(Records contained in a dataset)
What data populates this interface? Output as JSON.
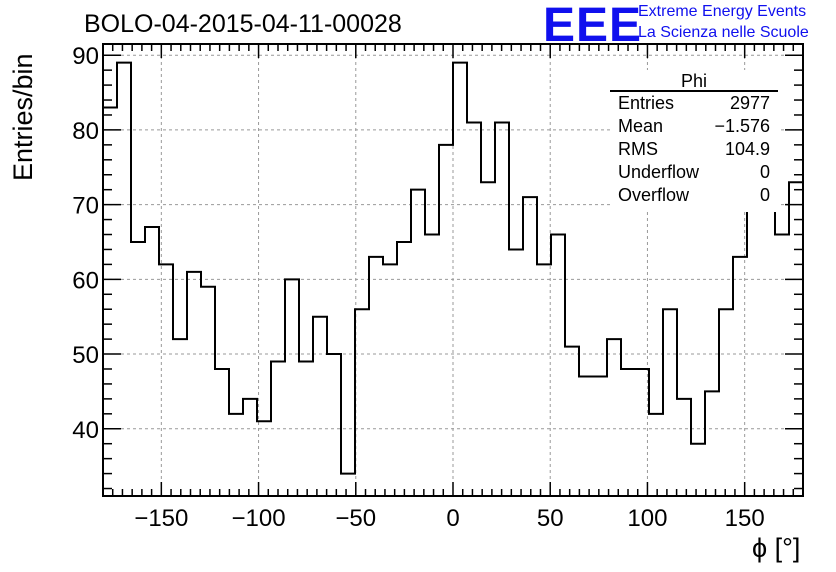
{
  "title": "BOLO-04-2015-04-11-00028",
  "logo": {
    "mark": "EEE",
    "line1": "Extreme Energy Events",
    "line2": "La Scienza nelle Scuole"
  },
  "stats_box": {
    "title": "Phi",
    "rows": [
      {
        "label": "Entries",
        "value": "2977"
      },
      {
        "label": "Mean",
        "value": "−1.576"
      },
      {
        "label": "RMS",
        "value": "104.9"
      },
      {
        "label": "Underflow",
        "value": "0"
      },
      {
        "label": "Overflow",
        "value": "0"
      }
    ]
  },
  "chart_data": {
    "type": "histogram",
    "xlabel": "ϕ [°]",
    "ylabel": "Entries/bin",
    "xlim": [
      -180,
      180
    ],
    "ylim": [
      31,
      91.5
    ],
    "bin_width": 7.2,
    "grid": true,
    "xticks": [
      -150,
      -100,
      -50,
      0,
      50,
      100,
      150
    ],
    "xtick_labels": [
      "−150",
      "−100",
      "−50",
      "0",
      "50",
      "100",
      "150"
    ],
    "yticks": [
      40,
      50,
      60,
      70,
      80,
      90
    ],
    "ytick_labels": [
      "40",
      "50",
      "60",
      "70",
      "80",
      "90"
    ],
    "values": [
      83,
      89,
      65,
      67,
      62,
      52,
      61,
      59,
      48,
      42,
      44,
      41,
      49,
      60,
      49,
      55,
      50,
      34,
      56,
      63,
      62,
      65,
      72,
      66,
      78,
      89,
      81,
      73,
      81,
      64,
      71,
      62,
      66,
      51,
      47,
      47,
      52,
      48,
      48,
      42,
      56,
      44,
      38,
      45,
      56,
      63,
      70,
      71,
      66,
      73
    ],
    "line_color": "#000000",
    "grid_color": "#999999"
  }
}
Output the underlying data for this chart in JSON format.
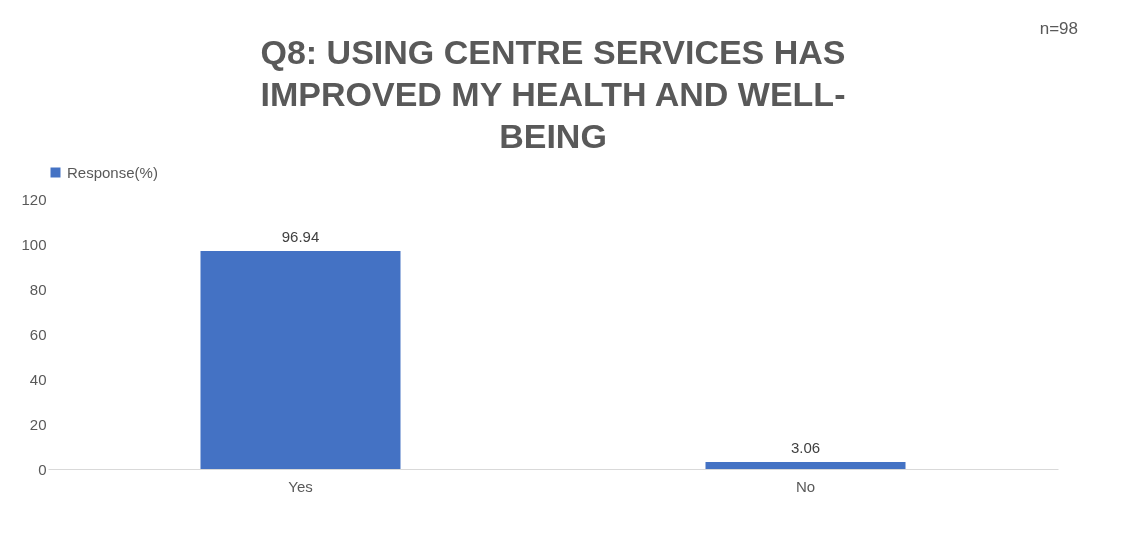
{
  "chart_data": {
    "type": "bar",
    "title": "Q8: USING CENTRE SERVICES HAS IMPROVED MY HEALTH AND WELL-BEING",
    "categories": [
      "Yes",
      "No"
    ],
    "series": [
      {
        "name": "Response(%)",
        "color": "#4472c4",
        "values": [
          96.94,
          3.06
        ]
      }
    ],
    "ylim": [
      0,
      120
    ],
    "yticks": [
      0,
      20,
      40,
      60,
      80,
      100,
      120
    ],
    "grid": false,
    "legend": "top",
    "data_labels": true,
    "annotations": [
      "n=98"
    ]
  }
}
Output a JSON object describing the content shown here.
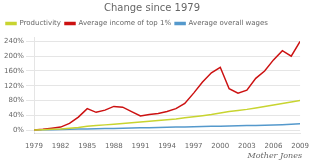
{
  "chart_data": {
    "type": "line",
    "title": "Change since 1979",
    "annotations": [
      "Mother Jones"
    ],
    "x": [
      1979,
      1980,
      1981,
      1982,
      1983,
      1984,
      1985,
      1986,
      1987,
      1988,
      1989,
      1990,
      1991,
      1992,
      1993,
      1994,
      1995,
      1996,
      1997,
      1998,
      1999,
      2000,
      2001,
      2002,
      2003,
      2004,
      2005,
      2006,
      2007,
      2008,
      2009
    ],
    "series": [
      {
        "name": "Productivity",
        "color": "#c8d430",
        "values": [
          0,
          1,
          2,
          3,
          5,
          7,
          10,
          12,
          14,
          16,
          18,
          20,
          22,
          24,
          26,
          28,
          30,
          33,
          36,
          39,
          42,
          46,
          50,
          53,
          56,
          60,
          64,
          68,
          72,
          76,
          80
        ]
      },
      {
        "name": "Average income of top 1%",
        "color": "#cc1111",
        "values": [
          0,
          2,
          5,
          8,
          18,
          35,
          58,
          48,
          54,
          64,
          62,
          50,
          38,
          42,
          45,
          50,
          58,
          72,
          100,
          130,
          155,
          170,
          112,
          100,
          108,
          140,
          160,
          190,
          215,
          200,
          240
        ]
      },
      {
        "name": "Average overall wages",
        "color": "#5599cc",
        "values": [
          0,
          0.5,
          1,
          1.5,
          2,
          2.5,
          3,
          3.5,
          4,
          4.5,
          5,
          5.5,
          6,
          6.5,
          7,
          7.5,
          8,
          8.5,
          9,
          9.5,
          10,
          10.5,
          11,
          11.5,
          12,
          12.5,
          13,
          13.5,
          14.5,
          15.5,
          17
        ]
      }
    ],
    "xlim": [
      1979,
      2009
    ],
    "xticks": [
      1979,
      1982,
      1985,
      1988,
      1991,
      1994,
      1997,
      2000,
      2003,
      2006,
      2009
    ],
    "ylim": [
      -8,
      252
    ],
    "yticks": [
      {
        "value": 0,
        "label": "0%"
      },
      {
        "value": 40,
        "label": "40%"
      },
      {
        "value": 80,
        "label": "80%"
      },
      {
        "value": 120,
        "label": "120%"
      },
      {
        "value": 160,
        "label": "160%"
      },
      {
        "value": 200,
        "label": "200%"
      },
      {
        "value": 240,
        "label": "240%"
      }
    ],
    "grid": "y",
    "legend": "top"
  }
}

Directions for this task
Reproduce the entries exactly. Do not carry over any picture.

Response to this exercise
What data populates this interface? Output as JSON.
{
  "title": "BOLO-04-2015-04-11-00028",
  "logo": {
    "mark": "EEE",
    "line1": "Extreme Energy Events",
    "line2": "La Scienza nelle Scuole"
  },
  "stats_box": {
    "title": "Phi",
    "rows": [
      {
        "label": "Entries",
        "value": "2977"
      },
      {
        "label": "Mean",
        "value": "−1.576"
      },
      {
        "label": "RMS",
        "value": "104.9"
      },
      {
        "label": "Underflow",
        "value": "0"
      },
      {
        "label": "Overflow",
        "value": "0"
      }
    ]
  },
  "chart_data": {
    "type": "histogram",
    "xlabel": "ϕ [°]",
    "ylabel": "Entries/bin",
    "xlim": [
      -180,
      180
    ],
    "ylim": [
      31,
      91.5
    ],
    "bin_width": 7.2,
    "grid": true,
    "xticks": [
      -150,
      -100,
      -50,
      0,
      50,
      100,
      150
    ],
    "xtick_labels": [
      "−150",
      "−100",
      "−50",
      "0",
      "50",
      "100",
      "150"
    ],
    "yticks": [
      40,
      50,
      60,
      70,
      80,
      90
    ],
    "ytick_labels": [
      "40",
      "50",
      "60",
      "70",
      "80",
      "90"
    ],
    "values": [
      83,
      89,
      65,
      67,
      62,
      52,
      61,
      59,
      48,
      42,
      44,
      41,
      49,
      60,
      49,
      55,
      50,
      34,
      56,
      63,
      62,
      65,
      72,
      66,
      78,
      89,
      81,
      73,
      81,
      64,
      71,
      62,
      66,
      51,
      47,
      47,
      52,
      48,
      48,
      42,
      56,
      44,
      38,
      45,
      56,
      63,
      70,
      71,
      66,
      73
    ],
    "line_color": "#000000",
    "grid_color": "#999999"
  }
}
Output the underlying data for this chart in JSON format.
{
  "chart_data": {
    "type": "bar",
    "title": "Q8: USING CENTRE SERVICES HAS IMPROVED MY HEALTH AND WELL-BEING",
    "categories": [
      "Yes",
      "No"
    ],
    "series": [
      {
        "name": "Response(%)",
        "color": "#4472c4",
        "values": [
          96.94,
          3.06
        ]
      }
    ],
    "ylim": [
      0,
      120
    ],
    "yticks": [
      0,
      20,
      40,
      60,
      80,
      100,
      120
    ],
    "grid": false,
    "legend": "top",
    "data_labels": true,
    "annotations": [
      "n=98"
    ]
  }
}
Output a JSON object describing the content shown here.
{
  "chart_data": {
    "type": "line",
    "title": "Change since 1979",
    "annotations": [
      "Mother Jones"
    ],
    "x": [
      1979,
      1980,
      1981,
      1982,
      1983,
      1984,
      1985,
      1986,
      1987,
      1988,
      1989,
      1990,
      1991,
      1992,
      1993,
      1994,
      1995,
      1996,
      1997,
      1998,
      1999,
      2000,
      2001,
      2002,
      2003,
      2004,
      2005,
      2006,
      2007,
      2008,
      2009
    ],
    "series": [
      {
        "name": "Productivity",
        "color": "#c8d430",
        "values": [
          0,
          1,
          2,
          3,
          5,
          7,
          10,
          12,
          14,
          16,
          18,
          20,
          22,
          24,
          26,
          28,
          30,
          33,
          36,
          39,
          42,
          46,
          50,
          53,
          56,
          60,
          64,
          68,
          72,
          76,
          80
        ]
      },
      {
        "name": "Average income of top 1%",
        "color": "#cc1111",
        "values": [
          0,
          2,
          5,
          8,
          18,
          35,
          58,
          48,
          54,
          64,
          62,
          50,
          38,
          42,
          45,
          50,
          58,
          72,
          100,
          130,
          155,
          170,
          112,
          100,
          108,
          140,
          160,
          190,
          215,
          200,
          240
        ]
      },
      {
        "name": "Average overall wages",
        "color": "#5599cc",
        "values": [
          0,
          0.5,
          1,
          1.5,
          2,
          2.5,
          3,
          3.5,
          4,
          4.5,
          5,
          5.5,
          6,
          6.5,
          7,
          7.5,
          8,
          8.5,
          9,
          9.5,
          10,
          10.5,
          11,
          11.5,
          12,
          12.5,
          13,
          13.5,
          14.5,
          15.5,
          17
        ]
      }
    ],
    "xlim": [
      1979,
      2009
    ],
    "xticks": [
      1979,
      1982,
      1985,
      1988,
      1991,
      1994,
      1997,
      2000,
      2003,
      2006,
      2009
    ],
    "ylim": [
      -8,
      252
    ],
    "yticks": [
      {
        "value": 0,
        "label": "0%"
      },
      {
        "value": 40,
        "label": "40%"
      },
      {
        "value": 80,
        "label": "80%"
      },
      {
        "value": 120,
        "label": "120%"
      },
      {
        "value": 160,
        "label": "160%"
      },
      {
        "value": 200,
        "label": "200%"
      },
      {
        "value": 240,
        "label": "240%"
      }
    ],
    "grid": "y",
    "legend": "top"
  }
}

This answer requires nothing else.